데이터 항목
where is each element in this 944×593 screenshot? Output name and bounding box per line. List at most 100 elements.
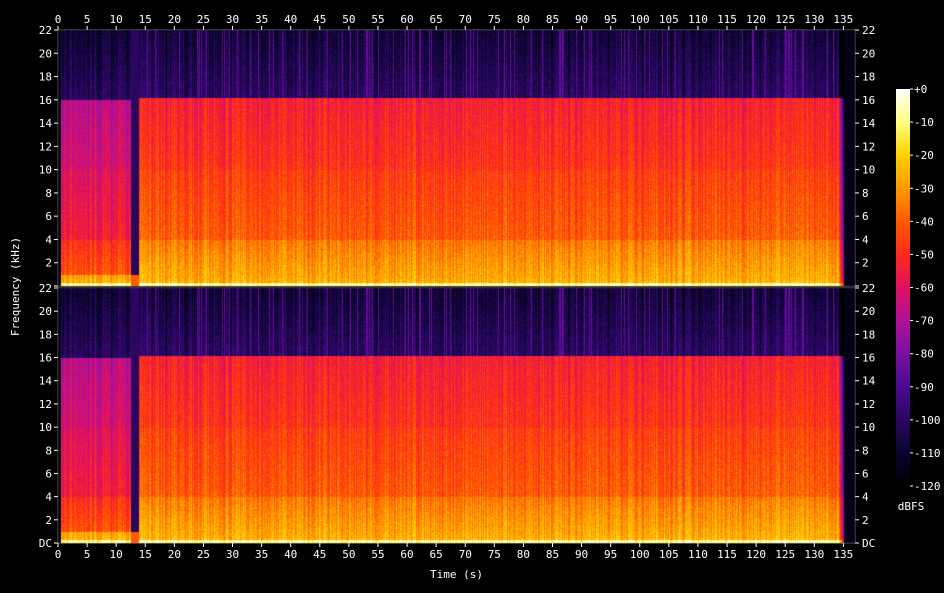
y-tick-label-left: 18 xyxy=(39,71,52,84)
y-tick-label-left: 20 xyxy=(39,47,52,60)
x-tick-label-bottom: 100 xyxy=(630,548,650,561)
x-tick-label-top: 70 xyxy=(459,13,472,26)
x-tick-label-top: 125 xyxy=(775,13,795,26)
x-tick-label-top: 80 xyxy=(517,13,530,26)
colorbar-tick-label: -10 xyxy=(914,116,934,129)
y-tick-label-right: 14 xyxy=(862,117,876,130)
y-tick-label-left: 16 xyxy=(39,94,52,107)
y-tick-label-left: 6 xyxy=(45,210,52,223)
x-tick-label-bottom: 40 xyxy=(284,548,297,561)
x-tick-label-bottom: 135 xyxy=(833,548,853,561)
y-tick-label-right: DC xyxy=(862,537,875,550)
colorbar-tick-label: -40 xyxy=(914,215,934,228)
y-tick-label-left: DC xyxy=(39,537,52,550)
channel-1-plot-area xyxy=(58,30,855,286)
x-tick-label-bottom: 20 xyxy=(168,548,181,561)
x-tick-label-bottom: 90 xyxy=(575,548,588,561)
colorbar xyxy=(896,89,910,486)
colorbar-tick-label: -70 xyxy=(914,315,934,328)
x-tick-label-top: 45 xyxy=(313,13,326,26)
x-tick-label-bottom: 35 xyxy=(255,548,268,561)
y-tick-label-right: 20 xyxy=(862,47,875,60)
x-tick-label-bottom: 80 xyxy=(517,548,530,561)
spectrogram-figure: 2 2 4 4 6 6 8 8 10 10 12 12 14 14 16 16 18 18 20 20 22 22 DC DC… xyxy=(0,0,944,593)
y-tick-label-right: 16 xyxy=(862,352,875,365)
y-tick-label-right: 10 xyxy=(862,421,875,434)
colorbar-tick-label: -110 xyxy=(914,447,941,460)
y-tick-label-right: 14 xyxy=(862,375,876,388)
x-tick-label-bottom: 125 xyxy=(775,548,795,561)
x-tick-label-top: 40 xyxy=(284,13,297,26)
x-tick-label-top: 135 xyxy=(833,13,853,26)
x-tick-label-bottom: 75 xyxy=(488,548,501,561)
y-tick-label-right: 4 xyxy=(862,233,869,246)
x-tick-label-top: 130 xyxy=(804,13,824,26)
x-axis-title: Time (s) xyxy=(430,568,483,581)
x-tick-label-bottom: 15 xyxy=(139,548,152,561)
colorbar-tick-label: -60 xyxy=(914,282,934,295)
x-tick-label-bottom: 55 xyxy=(371,548,384,561)
y-tick-label-right: 16 xyxy=(862,94,875,107)
y-tick-label-right: 10 xyxy=(862,164,875,177)
x-tick-label-top: 50 xyxy=(342,13,355,26)
colorbar-tick-label: -90 xyxy=(914,381,934,394)
x-tick-label-bottom: 110 xyxy=(688,548,708,561)
y-tick-label-left: 12 xyxy=(39,398,52,411)
x-tick-label-top: 10 xyxy=(110,13,123,26)
x-tick-label-top: 120 xyxy=(746,13,766,26)
x-tick-label-top: 115 xyxy=(717,13,737,26)
x-tick-label-top: 5 xyxy=(84,13,91,26)
y-tick-label-left: 4 xyxy=(45,233,52,246)
colorbar-tick-label: -100 xyxy=(914,414,941,427)
x-tick-label-top: 90 xyxy=(575,13,588,26)
y-tick-label-right: 2 xyxy=(862,514,869,527)
colorbar-tick-label: +0 xyxy=(914,83,927,96)
y-axis-title: Frequency (kHz) xyxy=(9,237,22,336)
colorbar-tick-label: -30 xyxy=(914,182,934,195)
x-tick-label-top: 75 xyxy=(488,13,501,26)
y-tick-label-right: 8 xyxy=(862,444,869,457)
x-tick-label-top: 110 xyxy=(688,13,708,26)
y-tick-label-right: 6 xyxy=(862,467,869,480)
x-tick-label-top: 25 xyxy=(197,13,210,26)
x-tick-label-top: 15 xyxy=(139,13,152,26)
y-tick-label-left: 8 xyxy=(45,444,52,457)
y-tick-label-left: 10 xyxy=(39,164,52,177)
colorbar-tick-label: -50 xyxy=(914,248,934,261)
y-tick-label-right: 6 xyxy=(862,210,869,223)
y-tick-label-right: 22 xyxy=(862,282,875,295)
y-tick-label-left: 6 xyxy=(45,467,52,480)
y-tick-label-right: 18 xyxy=(862,71,875,84)
y-tick-label-left: 10 xyxy=(39,421,52,434)
y-tick-label-left: 20 xyxy=(39,305,52,318)
x-tick-label-bottom: 65 xyxy=(430,548,443,561)
x-tick-label-top: 85 xyxy=(546,13,559,26)
x-tick-label-bottom: 115 xyxy=(717,548,737,561)
y-tick-label-right: 12 xyxy=(862,398,875,411)
y-tick-label-left: 22 xyxy=(39,282,52,295)
x-tick-label-top: 35 xyxy=(255,13,268,26)
x-tick-label-bottom: 130 xyxy=(804,548,824,561)
x-tick-label-bottom: 10 xyxy=(110,548,123,561)
y-tick-label-left: 2 xyxy=(45,514,52,527)
y-tick-label-right: 22 xyxy=(862,24,875,37)
y-tick-label-left: 14 xyxy=(39,375,53,388)
y-tick-label-right: 12 xyxy=(862,140,875,153)
y-tick-label-left: 18 xyxy=(39,328,52,341)
y-tick-label-left: 22 xyxy=(39,24,52,37)
x-tick-label-bottom: 95 xyxy=(604,548,617,561)
x-tick-label-bottom: 60 xyxy=(400,548,413,561)
channel-2-plot-area xyxy=(58,288,855,543)
x-tick-label-bottom: 30 xyxy=(226,548,239,561)
y-tick-label-left: 2 xyxy=(45,257,52,270)
x-tick-label-top: 60 xyxy=(400,13,413,26)
colorbar-title: dBFS xyxy=(898,500,925,513)
x-tick-label-bottom: 45 xyxy=(313,548,326,561)
x-tick-label-top: 30 xyxy=(226,13,239,26)
x-tick-label-bottom: 5 xyxy=(84,548,91,561)
colorbar-tick-label: -20 xyxy=(914,149,934,162)
y-tick-label-left: 14 xyxy=(39,117,53,130)
spectrogram-chart: 2 24 46 68 810 1012 1214 1416 1618 1820 2022 22DC DC… xyxy=(9,13,941,581)
x-tick-label-top: 95 xyxy=(604,13,617,26)
y-tick-label-right: 20 xyxy=(862,305,875,318)
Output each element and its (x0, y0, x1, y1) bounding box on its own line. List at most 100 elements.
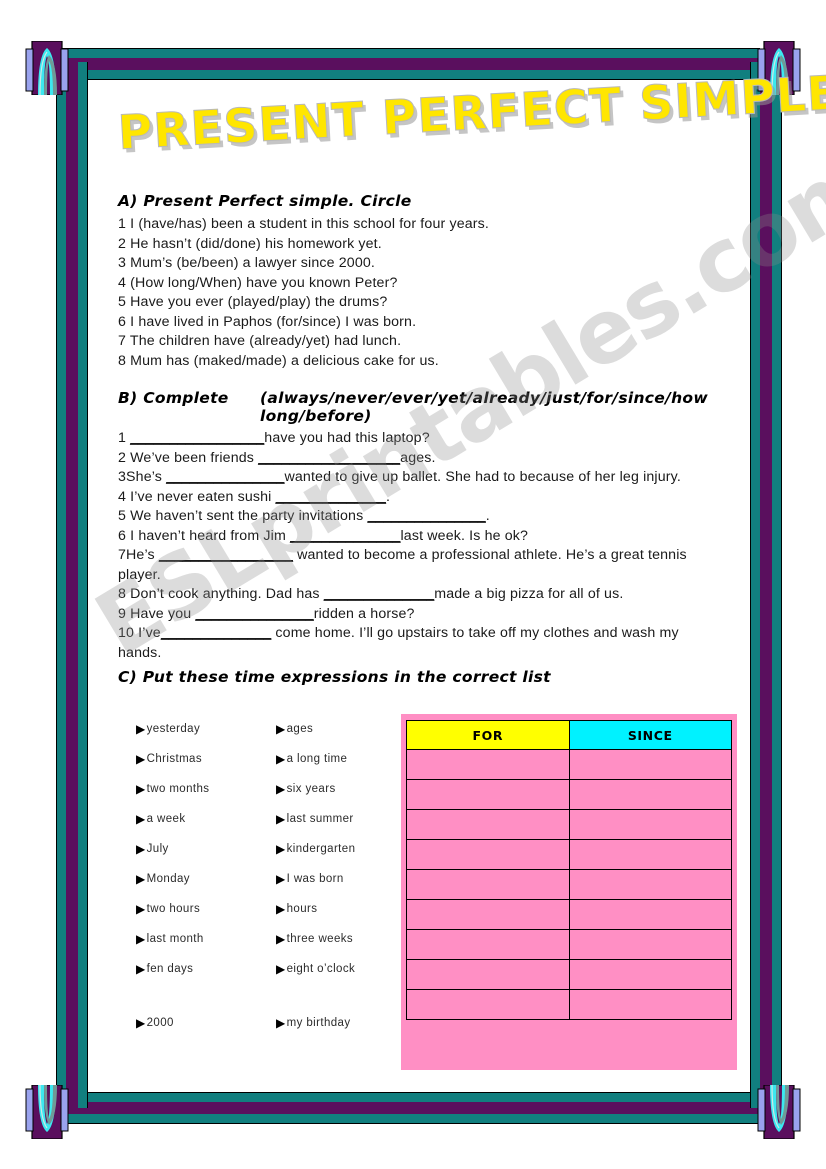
triangle-bullet-icon: ▶ (136, 722, 146, 736)
cell-for[interactable] (406, 899, 570, 930)
triangle-bullet-icon: ▶ (136, 782, 146, 796)
answer-blank[interactable]: _________________ (130, 430, 264, 446)
expression-item[interactable]: ▶Christmas (136, 752, 209, 782)
triangle-bullet-icon: ▶ (276, 812, 286, 826)
section-b-item: 3She’s _______________wanted to give up … (118, 468, 708, 488)
cell-since[interactable] (568, 749, 732, 780)
expression-item[interactable]: ▶hours (276, 902, 355, 932)
triangle-bullet-icon: ▶ (136, 812, 146, 826)
item-post: . (485, 508, 490, 524)
expression-item[interactable]: ▶two months (136, 782, 209, 812)
cell-since[interactable] (568, 839, 732, 870)
section-a-item: 2 He hasn’t (did/done) his homework yet. (118, 235, 382, 252)
triangle-bullet-icon: ▶ (276, 782, 286, 796)
expression-item[interactable]: ▶Monday (136, 872, 209, 902)
expression-item[interactable]: ▶last summer (276, 812, 355, 842)
section-b-item: 10 I’ve______________ come home. I’ll go… (118, 624, 708, 663)
triangle-bullet-icon: ▶ (276, 1016, 286, 1030)
triangle-bullet-icon: ▶ (276, 752, 286, 766)
expression-label: kindergarten (286, 843, 356, 855)
for-since-table-panel: FOR SINCE (401, 714, 737, 1070)
cell-for[interactable] (406, 749, 570, 780)
answer-blank[interactable]: _______________ (166, 469, 284, 485)
cell-for[interactable] (406, 839, 570, 870)
column-header-for: FOR (406, 720, 570, 750)
triangle-bullet-icon: ▶ (276, 932, 286, 946)
item-pre: 1 (118, 430, 131, 446)
expression-item[interactable]: ▶six years (276, 782, 355, 812)
section-a-item: 5 Have you ever (played/play) the drums? (118, 294, 388, 310)
cell-for[interactable] (406, 869, 570, 900)
table-row (406, 869, 732, 900)
cell-for[interactable] (406, 959, 570, 990)
expression-item[interactable]: ▶eight o’clock (276, 962, 355, 992)
expression-item[interactable]: ▶2000 (136, 1016, 209, 1046)
item-pre: 4 I’ve never eaten sushi (118, 488, 276, 505)
triangle-bullet-icon: ▶ (136, 902, 146, 916)
item-pre: 8 Don’t cook anything. Dad has (118, 586, 324, 602)
answer-blank[interactable]: __________________ (258, 450, 400, 466)
expression-item[interactable]: ▶kindergarten (276, 842, 355, 872)
expression-label: my birthday (286, 1017, 351, 1029)
expression-item[interactable]: ▶three weeks (276, 932, 355, 962)
expression-label: I was born (286, 873, 344, 885)
item-post: last week. Is he ok? (400, 527, 529, 544)
cell-since[interactable] (568, 779, 732, 810)
answer-blank[interactable]: ______________ (276, 489, 386, 505)
answer-blank[interactable]: ______________ (161, 625, 271, 641)
item-post: wanted to give up ballet. She had to bec… (284, 469, 681, 485)
expression-item[interactable]: ▶my birthday (276, 1016, 355, 1046)
table-row (406, 839, 732, 870)
expression-label: last summer (286, 813, 354, 825)
expression-label: ages (286, 723, 314, 735)
expression-label: three weeks (286, 933, 354, 945)
expression-label: 2000 (146, 1017, 174, 1029)
triangle-bullet-icon: ▶ (136, 872, 146, 886)
cell-since[interactable] (568, 869, 732, 900)
expression-item[interactable]: ▶July (136, 842, 209, 872)
expression-item[interactable]: ▶a week (136, 812, 209, 842)
cell-for[interactable] (406, 989, 570, 1020)
table-row (406, 929, 732, 960)
section-a-item: 6 I have lived in Paphos (for/since) I w… (118, 313, 417, 330)
for-since-table: FOR SINCE (406, 720, 732, 1020)
section-a-item: 3 Mum’s (be/been) a lawyer since 2000. (118, 255, 376, 271)
expression-item[interactable]: ▶yesterday (136, 722, 209, 752)
section-b-item: 7He’s _________________ wanted to become… (118, 546, 708, 585)
expression-item[interactable]: ▶last month (136, 932, 209, 962)
cell-since[interactable] (568, 959, 732, 990)
cell-since[interactable] (568, 899, 732, 930)
cell-for[interactable] (406, 929, 570, 960)
item-pre: 5 We haven’t sent the party invitations (118, 508, 368, 524)
answer-blank[interactable]: _______________ (195, 606, 313, 622)
expression-item[interactable]: ▶a long time (276, 752, 355, 782)
cell-for[interactable] (406, 779, 570, 810)
section-c: C) Put these time expressions in the cor… (118, 668, 758, 686)
cell-since[interactable] (568, 809, 732, 840)
triangle-bullet-icon: ▶ (136, 842, 146, 856)
expression-item[interactable]: ▶ages (276, 722, 355, 752)
item-pre: 7He’s (118, 547, 159, 563)
expression-item[interactable]: ▶two hours (136, 902, 209, 932)
expression-label: a week (146, 813, 186, 825)
expression-item[interactable]: ▶I was born (276, 872, 355, 902)
answer-blank[interactable]: _______________ (367, 508, 485, 524)
cell-since[interactable] (568, 989, 732, 1020)
answer-blank[interactable]: ______________ (290, 528, 400, 544)
table-row (406, 899, 732, 930)
item-pre: 3She’s (118, 469, 167, 485)
section-a-item: 1 I (have/has) been a student in this sc… (118, 216, 489, 232)
triangle-bullet-icon: ▶ (276, 902, 286, 916)
expression-label: last month (146, 933, 204, 945)
cell-since[interactable] (568, 929, 732, 960)
table-row (406, 749, 732, 780)
expression-item[interactable]: ▶fen days (136, 962, 209, 992)
expression-label: Christmas (146, 753, 202, 765)
expression-label: a long time (286, 753, 348, 765)
triangle-bullet-icon: ▶ (136, 962, 146, 976)
answer-blank[interactable]: _________________ (159, 547, 293, 563)
triangle-bullet-icon: ▶ (276, 722, 286, 736)
cell-for[interactable] (406, 809, 570, 840)
answer-blank[interactable]: ______________ (324, 586, 434, 602)
table-row (406, 809, 732, 840)
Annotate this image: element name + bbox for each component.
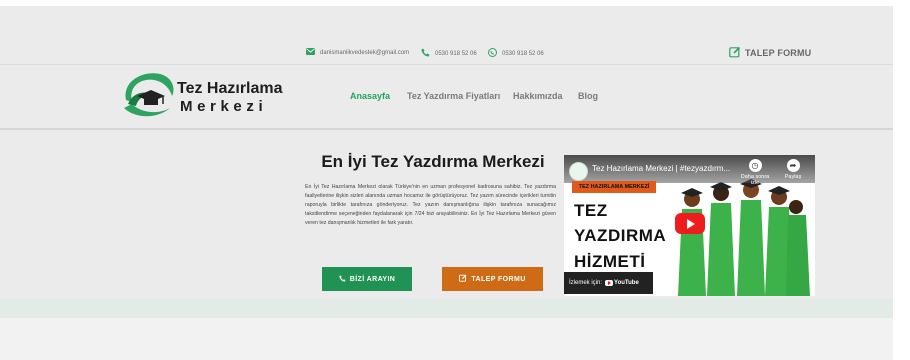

문제 내용: 위 항목 중 "triangle-bullet-icon: ▶ (136, 722, 146, 736)" 문구가 있는 줄부터 "triangle-bullet-icon: ▶ (276, 932, 286, 946)" 문구가 있는 줄까지, 처음과 끝 줄을 모두 넣어 한 글자도 바꾸지 말고 그대로 옮겨 적으세요.

이 문제의 답:
triangle-bullet-icon: ▶ (136, 722, 146, 736)
cell-for[interactable] (406, 899, 570, 930)
triangle-bullet-icon: ▶ (136, 782, 146, 796)
answer-blank[interactable]: _________________ (130, 430, 264, 446)
expression-item[interactable]: ▶Christmas (136, 752, 209, 782)
triangle-bullet-icon: ▶ (276, 812, 286, 826)
section-b-item: 3She’s _______________wanted to give up … (118, 468, 708, 488)
cell-since[interactable] (568, 749, 732, 780)
expression-item[interactable]: ▶hours (276, 902, 355, 932)
triangle-bullet-icon: ▶ (136, 812, 146, 826)
item-post: . (485, 508, 490, 524)
expression-item[interactable]: ▶two months (136, 782, 209, 812)
cell-since[interactable] (568, 839, 732, 870)
section-a-item: 2 He hasn’t (did/done) his homework yet. (118, 235, 382, 252)
triangle-bullet-icon: ▶ (276, 782, 286, 796)
expression-item[interactable]: ▶Monday (136, 872, 209, 902)
expression-item[interactable]: ▶last summer (276, 812, 355, 842)
section-b-item: 10 I’ve______________ come home. I’ll go… (118, 624, 708, 663)
triangle-bullet-icon: ▶ (276, 1016, 286, 1030)
triangle-bullet-icon: ▶ (276, 752, 286, 766)
expression-label: kindergarten (286, 843, 356, 855)
for-since-table-panel: FOR SINCE (401, 714, 737, 1070)
cell-for[interactable] (406, 749, 570, 780)
answer-blank[interactable]: _______________ (166, 469, 284, 485)
cell-for[interactable] (406, 839, 570, 870)
column-header-for: FOR (406, 720, 570, 750)
triangle-bullet-icon: ▶ (276, 932, 286, 946)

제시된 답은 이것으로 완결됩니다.